## Your task
Show all lines of the listing that hold the word "JSON".

(Stored data entries)
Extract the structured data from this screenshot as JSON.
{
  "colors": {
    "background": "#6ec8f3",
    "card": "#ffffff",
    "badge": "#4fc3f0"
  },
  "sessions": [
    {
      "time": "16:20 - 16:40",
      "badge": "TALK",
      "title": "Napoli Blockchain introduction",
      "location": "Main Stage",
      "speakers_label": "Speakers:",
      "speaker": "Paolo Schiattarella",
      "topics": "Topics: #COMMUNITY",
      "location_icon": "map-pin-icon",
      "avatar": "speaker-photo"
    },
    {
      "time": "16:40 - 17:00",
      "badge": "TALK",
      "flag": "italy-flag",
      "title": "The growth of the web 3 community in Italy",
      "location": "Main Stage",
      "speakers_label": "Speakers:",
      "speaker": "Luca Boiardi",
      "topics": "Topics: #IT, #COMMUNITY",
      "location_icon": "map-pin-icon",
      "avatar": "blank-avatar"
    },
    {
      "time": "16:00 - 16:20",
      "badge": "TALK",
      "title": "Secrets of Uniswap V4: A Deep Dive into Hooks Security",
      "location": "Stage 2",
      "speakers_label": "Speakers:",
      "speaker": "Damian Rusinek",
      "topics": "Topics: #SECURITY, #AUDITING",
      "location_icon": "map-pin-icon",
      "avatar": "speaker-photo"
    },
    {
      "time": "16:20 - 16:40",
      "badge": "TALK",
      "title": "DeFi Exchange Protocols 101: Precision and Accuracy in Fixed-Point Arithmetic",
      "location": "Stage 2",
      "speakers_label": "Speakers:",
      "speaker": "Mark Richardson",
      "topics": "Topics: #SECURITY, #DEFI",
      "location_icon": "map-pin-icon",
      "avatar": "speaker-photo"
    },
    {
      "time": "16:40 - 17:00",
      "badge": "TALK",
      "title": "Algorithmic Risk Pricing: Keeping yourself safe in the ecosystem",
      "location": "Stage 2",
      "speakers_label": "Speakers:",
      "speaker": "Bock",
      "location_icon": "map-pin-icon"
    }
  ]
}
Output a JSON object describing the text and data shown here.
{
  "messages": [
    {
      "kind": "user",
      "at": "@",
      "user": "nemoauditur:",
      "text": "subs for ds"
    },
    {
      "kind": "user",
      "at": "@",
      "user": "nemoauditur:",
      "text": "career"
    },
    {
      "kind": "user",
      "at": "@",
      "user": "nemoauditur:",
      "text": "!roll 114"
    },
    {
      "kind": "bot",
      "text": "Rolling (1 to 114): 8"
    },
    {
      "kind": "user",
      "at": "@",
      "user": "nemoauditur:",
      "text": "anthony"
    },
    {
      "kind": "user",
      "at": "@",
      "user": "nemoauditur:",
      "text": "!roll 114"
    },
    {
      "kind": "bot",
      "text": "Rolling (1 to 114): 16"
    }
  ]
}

## Expected answer
Extract the structured data from this screenshot as JSON.
Output a JSON object describing the text and data shown here.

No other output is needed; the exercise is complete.